» JOB: Select, from the material below, each line with "name" in it.

>> Start PROVIDED RECORDS

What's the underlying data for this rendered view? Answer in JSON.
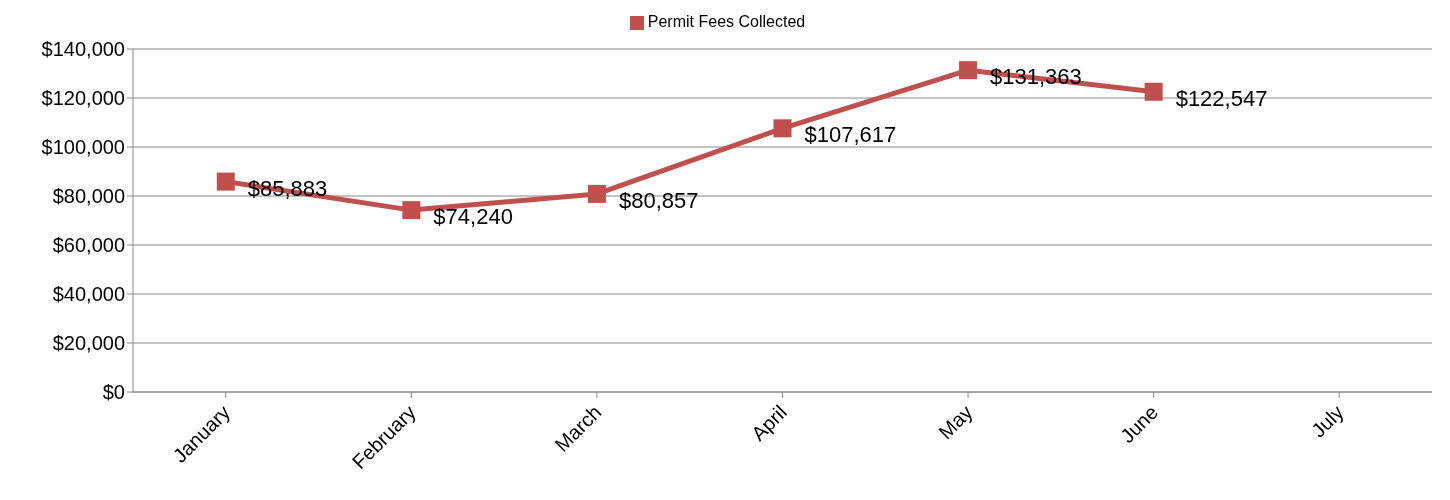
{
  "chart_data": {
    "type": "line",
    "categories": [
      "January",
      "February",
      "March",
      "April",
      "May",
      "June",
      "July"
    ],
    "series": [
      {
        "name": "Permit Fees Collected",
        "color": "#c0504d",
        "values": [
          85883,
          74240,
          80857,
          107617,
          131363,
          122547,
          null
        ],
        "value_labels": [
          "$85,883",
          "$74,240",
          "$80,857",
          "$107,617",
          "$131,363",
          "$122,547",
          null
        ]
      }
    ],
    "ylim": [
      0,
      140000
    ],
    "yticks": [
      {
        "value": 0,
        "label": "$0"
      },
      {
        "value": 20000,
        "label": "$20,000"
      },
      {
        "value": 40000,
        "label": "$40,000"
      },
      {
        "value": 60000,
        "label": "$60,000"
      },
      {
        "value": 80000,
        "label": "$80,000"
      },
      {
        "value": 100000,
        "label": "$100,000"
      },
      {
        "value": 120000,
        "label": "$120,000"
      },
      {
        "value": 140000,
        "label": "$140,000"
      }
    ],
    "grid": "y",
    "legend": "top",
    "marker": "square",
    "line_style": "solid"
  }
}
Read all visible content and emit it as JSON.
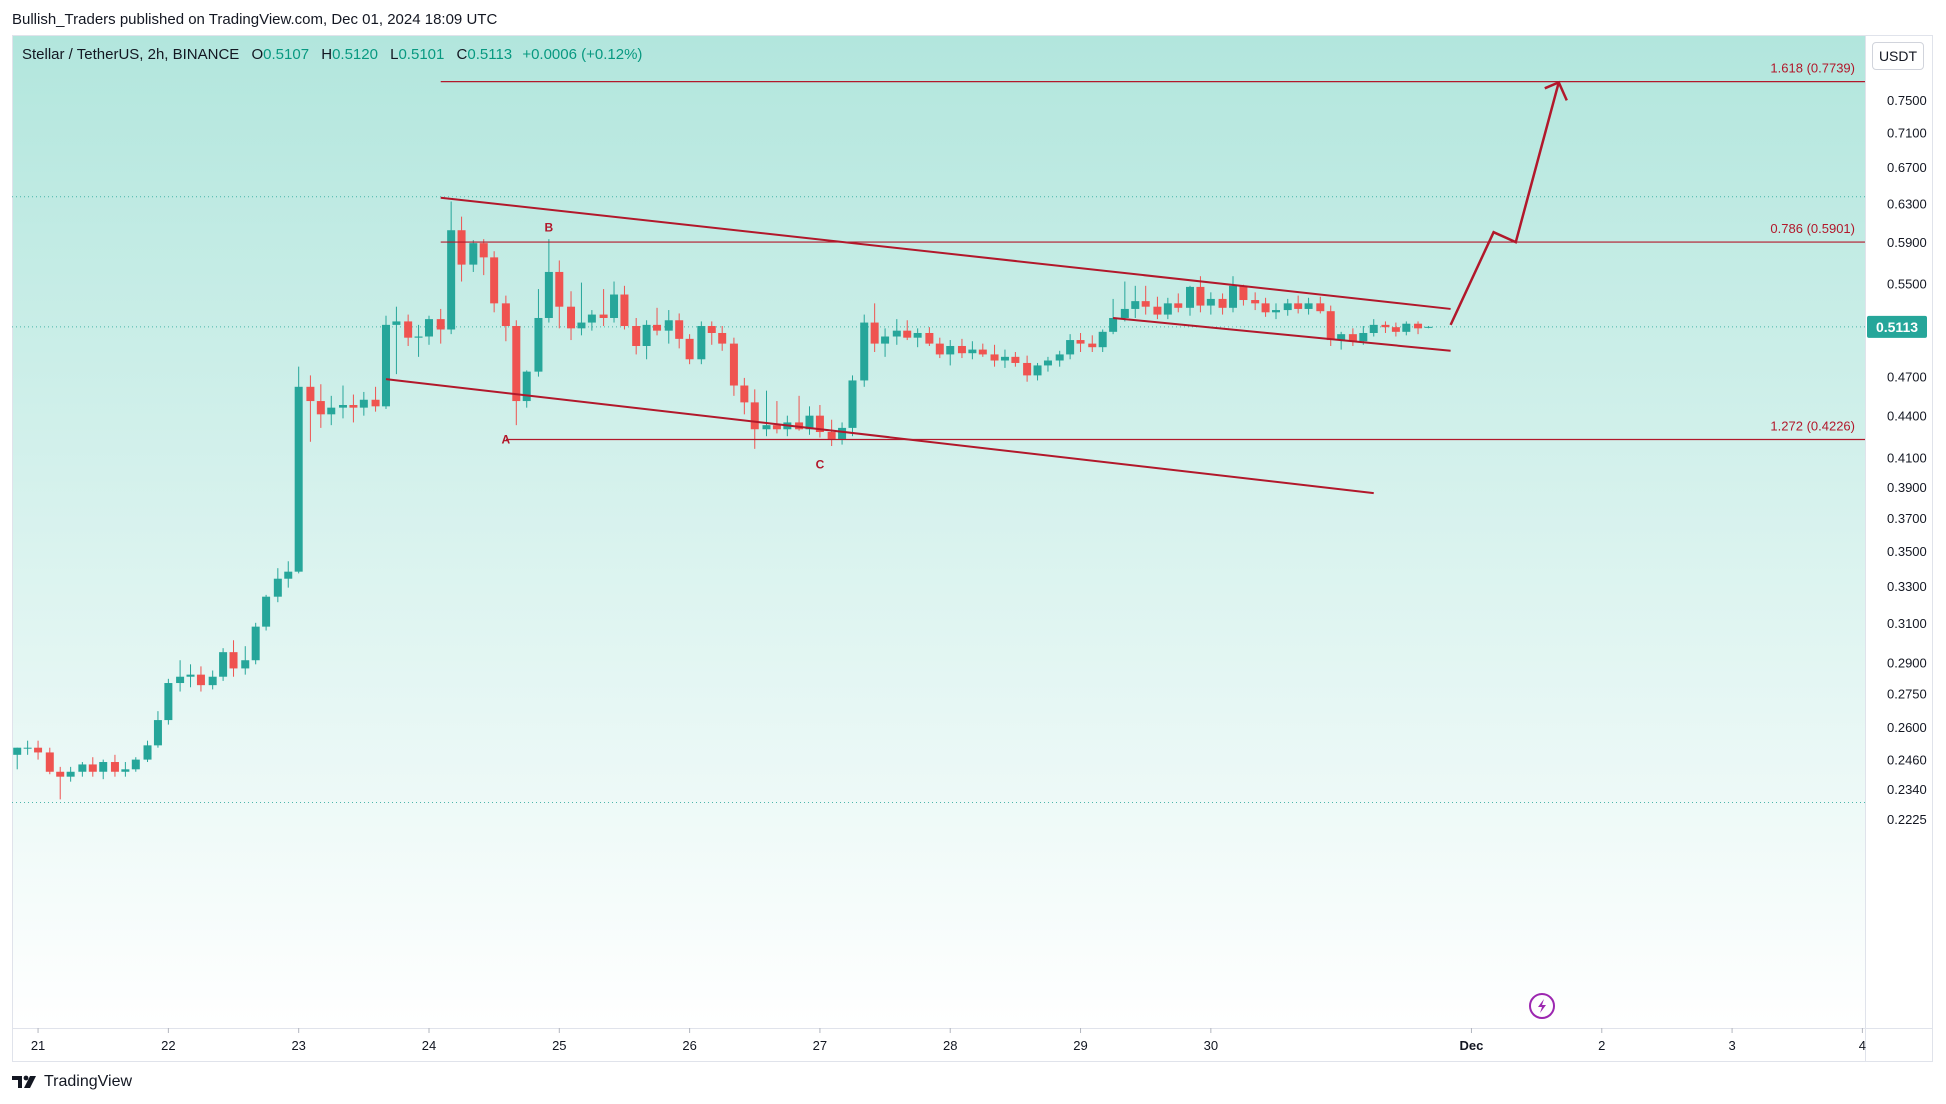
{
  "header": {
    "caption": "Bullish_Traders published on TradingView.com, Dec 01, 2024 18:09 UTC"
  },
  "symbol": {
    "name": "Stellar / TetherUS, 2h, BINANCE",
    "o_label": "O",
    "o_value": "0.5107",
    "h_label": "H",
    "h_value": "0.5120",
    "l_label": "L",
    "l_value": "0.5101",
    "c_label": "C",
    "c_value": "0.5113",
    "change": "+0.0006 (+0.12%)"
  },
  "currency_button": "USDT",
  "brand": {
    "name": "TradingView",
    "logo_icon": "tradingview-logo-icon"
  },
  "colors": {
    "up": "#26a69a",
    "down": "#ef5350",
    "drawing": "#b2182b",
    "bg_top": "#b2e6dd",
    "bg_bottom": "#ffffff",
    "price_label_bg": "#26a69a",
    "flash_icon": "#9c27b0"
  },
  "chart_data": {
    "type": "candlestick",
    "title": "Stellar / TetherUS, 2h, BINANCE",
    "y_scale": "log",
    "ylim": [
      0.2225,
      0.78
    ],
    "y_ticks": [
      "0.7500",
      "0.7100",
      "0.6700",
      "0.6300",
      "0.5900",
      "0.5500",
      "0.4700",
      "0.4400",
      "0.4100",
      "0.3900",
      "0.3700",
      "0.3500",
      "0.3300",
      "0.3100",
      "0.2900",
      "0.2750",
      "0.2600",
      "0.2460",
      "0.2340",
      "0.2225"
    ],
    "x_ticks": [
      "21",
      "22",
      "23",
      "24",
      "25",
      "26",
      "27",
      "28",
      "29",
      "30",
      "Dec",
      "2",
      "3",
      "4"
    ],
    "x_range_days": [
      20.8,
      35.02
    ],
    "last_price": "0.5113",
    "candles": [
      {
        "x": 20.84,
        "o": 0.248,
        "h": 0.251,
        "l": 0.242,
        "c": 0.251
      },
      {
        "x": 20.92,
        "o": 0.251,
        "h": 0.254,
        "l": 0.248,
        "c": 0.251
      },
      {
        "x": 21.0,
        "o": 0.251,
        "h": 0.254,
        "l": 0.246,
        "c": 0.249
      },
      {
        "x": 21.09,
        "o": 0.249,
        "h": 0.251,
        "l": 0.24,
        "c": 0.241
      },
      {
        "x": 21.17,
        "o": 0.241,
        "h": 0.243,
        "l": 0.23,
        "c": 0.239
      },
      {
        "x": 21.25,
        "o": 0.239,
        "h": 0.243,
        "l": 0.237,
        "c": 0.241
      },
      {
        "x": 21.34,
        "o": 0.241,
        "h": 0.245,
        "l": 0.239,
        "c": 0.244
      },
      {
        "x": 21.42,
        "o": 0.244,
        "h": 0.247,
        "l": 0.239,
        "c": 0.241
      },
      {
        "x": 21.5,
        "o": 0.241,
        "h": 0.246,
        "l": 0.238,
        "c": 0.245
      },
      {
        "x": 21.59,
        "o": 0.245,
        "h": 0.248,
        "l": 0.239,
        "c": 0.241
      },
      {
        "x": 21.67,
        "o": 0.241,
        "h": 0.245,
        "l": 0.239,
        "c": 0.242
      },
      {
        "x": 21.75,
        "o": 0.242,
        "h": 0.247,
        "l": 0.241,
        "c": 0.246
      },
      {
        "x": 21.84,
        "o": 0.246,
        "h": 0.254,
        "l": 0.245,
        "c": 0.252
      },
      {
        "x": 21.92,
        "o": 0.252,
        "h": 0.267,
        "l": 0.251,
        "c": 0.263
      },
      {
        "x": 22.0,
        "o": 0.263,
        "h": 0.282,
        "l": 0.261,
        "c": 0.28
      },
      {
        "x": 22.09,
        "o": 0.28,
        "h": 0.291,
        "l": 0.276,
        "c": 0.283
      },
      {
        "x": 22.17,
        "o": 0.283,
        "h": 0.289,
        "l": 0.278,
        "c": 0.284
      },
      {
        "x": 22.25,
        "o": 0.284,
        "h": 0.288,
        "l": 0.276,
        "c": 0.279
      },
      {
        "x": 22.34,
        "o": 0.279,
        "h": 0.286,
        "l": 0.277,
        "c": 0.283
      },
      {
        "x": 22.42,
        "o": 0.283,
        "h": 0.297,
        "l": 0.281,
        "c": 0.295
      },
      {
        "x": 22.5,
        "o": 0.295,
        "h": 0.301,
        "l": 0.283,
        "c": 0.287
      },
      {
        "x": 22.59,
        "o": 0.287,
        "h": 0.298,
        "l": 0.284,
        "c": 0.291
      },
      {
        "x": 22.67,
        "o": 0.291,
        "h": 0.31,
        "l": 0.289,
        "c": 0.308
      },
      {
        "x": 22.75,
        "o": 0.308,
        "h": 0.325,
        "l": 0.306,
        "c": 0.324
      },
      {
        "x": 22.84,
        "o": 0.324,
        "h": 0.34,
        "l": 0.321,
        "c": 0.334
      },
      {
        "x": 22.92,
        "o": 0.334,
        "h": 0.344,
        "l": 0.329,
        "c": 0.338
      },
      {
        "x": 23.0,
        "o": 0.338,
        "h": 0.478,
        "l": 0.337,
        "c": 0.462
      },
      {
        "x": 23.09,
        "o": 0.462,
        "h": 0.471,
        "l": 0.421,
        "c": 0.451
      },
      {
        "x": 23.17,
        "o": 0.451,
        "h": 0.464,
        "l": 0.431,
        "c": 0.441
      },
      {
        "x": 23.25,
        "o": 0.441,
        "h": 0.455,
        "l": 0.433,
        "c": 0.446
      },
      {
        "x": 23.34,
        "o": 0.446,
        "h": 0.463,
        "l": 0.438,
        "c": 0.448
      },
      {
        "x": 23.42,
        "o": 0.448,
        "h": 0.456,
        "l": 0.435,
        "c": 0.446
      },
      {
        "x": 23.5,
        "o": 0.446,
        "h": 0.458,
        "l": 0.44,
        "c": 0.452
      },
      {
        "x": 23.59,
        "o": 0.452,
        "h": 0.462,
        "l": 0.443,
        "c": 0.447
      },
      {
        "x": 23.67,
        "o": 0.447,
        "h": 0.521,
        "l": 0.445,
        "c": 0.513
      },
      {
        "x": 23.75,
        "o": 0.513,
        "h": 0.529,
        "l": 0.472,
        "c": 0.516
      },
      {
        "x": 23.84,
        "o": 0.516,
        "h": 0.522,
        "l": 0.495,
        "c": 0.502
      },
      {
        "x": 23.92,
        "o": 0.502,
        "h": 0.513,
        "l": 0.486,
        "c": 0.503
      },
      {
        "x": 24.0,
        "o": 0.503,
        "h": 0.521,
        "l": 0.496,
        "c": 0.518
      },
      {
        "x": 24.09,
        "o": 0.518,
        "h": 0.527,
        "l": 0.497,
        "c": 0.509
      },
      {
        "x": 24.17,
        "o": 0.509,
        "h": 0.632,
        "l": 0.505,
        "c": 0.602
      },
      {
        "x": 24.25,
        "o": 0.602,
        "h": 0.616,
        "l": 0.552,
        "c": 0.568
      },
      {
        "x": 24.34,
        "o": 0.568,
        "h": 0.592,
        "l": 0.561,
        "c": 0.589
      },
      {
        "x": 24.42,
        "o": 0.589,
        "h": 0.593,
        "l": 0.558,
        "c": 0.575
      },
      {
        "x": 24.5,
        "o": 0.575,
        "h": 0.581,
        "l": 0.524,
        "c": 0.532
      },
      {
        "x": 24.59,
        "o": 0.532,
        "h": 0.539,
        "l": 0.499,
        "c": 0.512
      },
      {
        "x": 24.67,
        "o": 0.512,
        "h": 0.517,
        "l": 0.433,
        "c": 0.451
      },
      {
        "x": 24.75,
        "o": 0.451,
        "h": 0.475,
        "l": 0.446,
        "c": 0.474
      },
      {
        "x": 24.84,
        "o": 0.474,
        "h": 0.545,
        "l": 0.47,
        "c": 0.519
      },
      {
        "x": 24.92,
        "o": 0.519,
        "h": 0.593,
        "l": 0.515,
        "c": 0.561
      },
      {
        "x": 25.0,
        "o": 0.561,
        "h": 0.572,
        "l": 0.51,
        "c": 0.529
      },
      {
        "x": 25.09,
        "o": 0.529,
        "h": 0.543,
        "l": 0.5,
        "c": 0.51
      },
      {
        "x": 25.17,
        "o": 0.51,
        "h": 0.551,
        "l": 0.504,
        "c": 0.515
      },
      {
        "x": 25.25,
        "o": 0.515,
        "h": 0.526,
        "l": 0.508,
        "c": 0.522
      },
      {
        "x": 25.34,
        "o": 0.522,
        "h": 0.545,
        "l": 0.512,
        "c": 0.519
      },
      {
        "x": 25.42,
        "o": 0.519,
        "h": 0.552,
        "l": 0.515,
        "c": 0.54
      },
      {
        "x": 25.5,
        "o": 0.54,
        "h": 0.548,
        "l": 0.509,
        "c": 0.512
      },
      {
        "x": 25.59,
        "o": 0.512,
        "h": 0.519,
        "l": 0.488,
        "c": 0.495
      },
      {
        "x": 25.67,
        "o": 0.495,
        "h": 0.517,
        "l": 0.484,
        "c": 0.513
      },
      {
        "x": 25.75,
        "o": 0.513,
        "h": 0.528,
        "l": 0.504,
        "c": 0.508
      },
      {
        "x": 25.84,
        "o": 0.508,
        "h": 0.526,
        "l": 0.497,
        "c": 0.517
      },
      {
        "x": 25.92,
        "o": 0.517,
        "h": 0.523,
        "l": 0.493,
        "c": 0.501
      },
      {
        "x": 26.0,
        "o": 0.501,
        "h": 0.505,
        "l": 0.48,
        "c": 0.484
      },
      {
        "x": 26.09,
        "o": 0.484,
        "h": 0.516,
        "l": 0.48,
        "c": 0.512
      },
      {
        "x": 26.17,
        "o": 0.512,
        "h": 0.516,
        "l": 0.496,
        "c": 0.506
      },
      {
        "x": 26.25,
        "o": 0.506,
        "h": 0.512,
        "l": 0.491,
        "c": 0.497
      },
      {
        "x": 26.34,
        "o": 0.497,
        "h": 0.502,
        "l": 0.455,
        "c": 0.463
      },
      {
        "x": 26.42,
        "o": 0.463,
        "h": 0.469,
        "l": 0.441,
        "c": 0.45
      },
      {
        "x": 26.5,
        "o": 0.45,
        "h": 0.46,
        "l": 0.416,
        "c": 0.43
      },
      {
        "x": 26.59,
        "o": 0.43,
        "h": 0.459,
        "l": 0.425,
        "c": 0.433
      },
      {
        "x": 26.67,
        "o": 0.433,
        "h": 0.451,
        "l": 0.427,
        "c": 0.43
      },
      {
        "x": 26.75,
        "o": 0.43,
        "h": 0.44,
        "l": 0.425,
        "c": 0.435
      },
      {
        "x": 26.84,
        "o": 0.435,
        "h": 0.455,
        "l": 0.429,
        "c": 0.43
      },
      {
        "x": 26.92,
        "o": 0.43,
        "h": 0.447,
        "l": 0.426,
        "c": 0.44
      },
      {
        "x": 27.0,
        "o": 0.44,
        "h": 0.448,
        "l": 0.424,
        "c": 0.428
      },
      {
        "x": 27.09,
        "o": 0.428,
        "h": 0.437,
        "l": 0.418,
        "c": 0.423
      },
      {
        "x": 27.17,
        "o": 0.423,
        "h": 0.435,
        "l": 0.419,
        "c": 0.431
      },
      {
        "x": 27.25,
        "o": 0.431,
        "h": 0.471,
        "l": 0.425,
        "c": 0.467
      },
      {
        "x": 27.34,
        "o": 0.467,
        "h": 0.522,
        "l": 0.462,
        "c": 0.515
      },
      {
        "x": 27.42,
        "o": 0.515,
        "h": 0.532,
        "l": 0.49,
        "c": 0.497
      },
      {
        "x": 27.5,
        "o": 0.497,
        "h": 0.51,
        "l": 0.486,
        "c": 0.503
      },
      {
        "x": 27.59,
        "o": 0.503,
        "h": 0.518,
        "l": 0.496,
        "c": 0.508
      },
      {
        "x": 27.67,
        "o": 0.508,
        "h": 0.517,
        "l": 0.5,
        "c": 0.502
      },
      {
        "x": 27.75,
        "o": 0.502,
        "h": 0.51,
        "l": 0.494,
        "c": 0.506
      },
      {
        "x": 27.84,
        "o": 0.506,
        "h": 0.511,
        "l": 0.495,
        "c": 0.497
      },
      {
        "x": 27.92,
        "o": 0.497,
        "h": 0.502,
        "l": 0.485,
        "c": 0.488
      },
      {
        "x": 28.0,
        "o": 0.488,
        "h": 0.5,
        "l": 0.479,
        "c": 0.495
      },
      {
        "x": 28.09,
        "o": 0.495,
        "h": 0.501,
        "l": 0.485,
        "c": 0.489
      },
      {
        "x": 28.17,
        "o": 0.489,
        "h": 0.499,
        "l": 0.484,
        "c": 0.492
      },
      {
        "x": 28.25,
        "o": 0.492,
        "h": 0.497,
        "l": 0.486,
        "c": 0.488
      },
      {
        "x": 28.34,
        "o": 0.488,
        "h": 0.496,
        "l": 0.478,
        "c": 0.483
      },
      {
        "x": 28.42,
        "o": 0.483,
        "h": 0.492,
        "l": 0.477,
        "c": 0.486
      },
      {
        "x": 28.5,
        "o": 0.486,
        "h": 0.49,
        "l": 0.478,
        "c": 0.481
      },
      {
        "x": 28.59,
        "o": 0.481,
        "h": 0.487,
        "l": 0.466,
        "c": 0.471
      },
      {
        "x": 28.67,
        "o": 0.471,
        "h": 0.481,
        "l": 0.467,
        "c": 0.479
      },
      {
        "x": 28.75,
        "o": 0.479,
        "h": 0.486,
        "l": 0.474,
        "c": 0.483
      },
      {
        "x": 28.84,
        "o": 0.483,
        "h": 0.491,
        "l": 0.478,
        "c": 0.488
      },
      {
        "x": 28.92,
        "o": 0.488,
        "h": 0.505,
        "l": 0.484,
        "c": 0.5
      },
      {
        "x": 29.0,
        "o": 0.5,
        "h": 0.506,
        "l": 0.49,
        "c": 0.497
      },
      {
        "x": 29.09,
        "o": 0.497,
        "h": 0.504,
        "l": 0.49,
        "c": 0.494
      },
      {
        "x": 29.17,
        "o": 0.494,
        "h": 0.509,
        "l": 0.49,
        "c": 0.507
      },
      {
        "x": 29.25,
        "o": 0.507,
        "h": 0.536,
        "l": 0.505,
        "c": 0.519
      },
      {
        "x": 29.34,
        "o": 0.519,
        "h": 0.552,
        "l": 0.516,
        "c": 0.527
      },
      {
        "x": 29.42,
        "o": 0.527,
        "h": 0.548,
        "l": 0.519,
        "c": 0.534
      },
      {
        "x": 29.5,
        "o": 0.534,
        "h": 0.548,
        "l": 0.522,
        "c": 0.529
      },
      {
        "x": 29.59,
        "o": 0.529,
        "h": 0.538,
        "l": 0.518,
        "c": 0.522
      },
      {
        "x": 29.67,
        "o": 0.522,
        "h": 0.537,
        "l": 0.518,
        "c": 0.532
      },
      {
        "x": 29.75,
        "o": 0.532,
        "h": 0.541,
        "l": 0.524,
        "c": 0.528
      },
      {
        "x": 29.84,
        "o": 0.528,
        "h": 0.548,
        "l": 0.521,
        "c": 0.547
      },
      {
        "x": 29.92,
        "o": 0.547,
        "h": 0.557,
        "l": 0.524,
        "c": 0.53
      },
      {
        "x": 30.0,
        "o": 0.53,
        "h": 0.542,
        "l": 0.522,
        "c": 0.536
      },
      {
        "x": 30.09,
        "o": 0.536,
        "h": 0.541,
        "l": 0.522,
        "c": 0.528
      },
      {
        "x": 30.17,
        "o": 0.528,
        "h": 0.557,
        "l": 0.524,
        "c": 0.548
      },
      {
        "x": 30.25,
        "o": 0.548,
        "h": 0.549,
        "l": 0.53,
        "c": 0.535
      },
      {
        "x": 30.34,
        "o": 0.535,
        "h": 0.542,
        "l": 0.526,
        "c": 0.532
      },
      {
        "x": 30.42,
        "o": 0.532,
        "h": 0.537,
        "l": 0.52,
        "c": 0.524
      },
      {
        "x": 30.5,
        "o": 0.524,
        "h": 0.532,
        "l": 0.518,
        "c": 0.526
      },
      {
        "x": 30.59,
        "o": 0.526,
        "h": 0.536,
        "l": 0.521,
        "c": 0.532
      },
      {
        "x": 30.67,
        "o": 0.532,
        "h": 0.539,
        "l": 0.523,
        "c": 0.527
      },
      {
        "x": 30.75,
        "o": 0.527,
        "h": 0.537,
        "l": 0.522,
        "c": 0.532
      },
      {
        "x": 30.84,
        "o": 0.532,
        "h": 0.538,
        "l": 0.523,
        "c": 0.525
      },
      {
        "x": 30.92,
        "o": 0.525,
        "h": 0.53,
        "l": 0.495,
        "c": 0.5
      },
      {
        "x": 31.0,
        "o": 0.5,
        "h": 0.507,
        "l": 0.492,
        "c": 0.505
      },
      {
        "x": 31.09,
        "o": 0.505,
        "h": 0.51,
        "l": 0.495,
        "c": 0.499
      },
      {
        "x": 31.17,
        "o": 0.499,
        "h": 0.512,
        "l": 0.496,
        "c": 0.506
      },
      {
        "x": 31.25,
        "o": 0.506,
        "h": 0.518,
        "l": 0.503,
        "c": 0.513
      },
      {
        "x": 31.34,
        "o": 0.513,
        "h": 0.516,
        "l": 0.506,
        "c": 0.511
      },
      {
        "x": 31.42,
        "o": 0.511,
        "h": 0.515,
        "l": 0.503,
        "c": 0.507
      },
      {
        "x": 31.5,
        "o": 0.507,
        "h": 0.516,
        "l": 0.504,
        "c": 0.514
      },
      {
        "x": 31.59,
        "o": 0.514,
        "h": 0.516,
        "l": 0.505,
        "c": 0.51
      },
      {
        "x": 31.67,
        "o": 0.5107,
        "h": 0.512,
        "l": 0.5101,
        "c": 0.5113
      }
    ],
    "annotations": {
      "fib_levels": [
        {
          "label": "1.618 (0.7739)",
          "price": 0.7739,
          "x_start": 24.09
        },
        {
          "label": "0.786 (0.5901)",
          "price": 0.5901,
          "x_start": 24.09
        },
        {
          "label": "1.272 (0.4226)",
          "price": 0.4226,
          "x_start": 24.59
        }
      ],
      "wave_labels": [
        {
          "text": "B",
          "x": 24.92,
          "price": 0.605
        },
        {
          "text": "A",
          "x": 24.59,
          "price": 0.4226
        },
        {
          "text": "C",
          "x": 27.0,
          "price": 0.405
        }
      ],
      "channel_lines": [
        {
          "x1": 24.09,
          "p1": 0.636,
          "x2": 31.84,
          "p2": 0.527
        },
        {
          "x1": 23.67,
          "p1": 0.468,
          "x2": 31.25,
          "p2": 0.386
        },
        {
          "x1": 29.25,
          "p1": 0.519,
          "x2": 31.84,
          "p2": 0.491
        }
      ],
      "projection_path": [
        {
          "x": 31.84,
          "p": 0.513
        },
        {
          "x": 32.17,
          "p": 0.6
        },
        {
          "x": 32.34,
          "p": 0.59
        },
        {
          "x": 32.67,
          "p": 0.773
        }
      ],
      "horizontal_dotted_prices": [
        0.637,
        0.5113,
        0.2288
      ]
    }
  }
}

>> End PROVIDED RECORDS

» FINAL RESULT:
        "name": "Permit Fees Collected",
    "name": "Stellar / TetherUS, 2h, BINANCE",
    "name": "TradingView",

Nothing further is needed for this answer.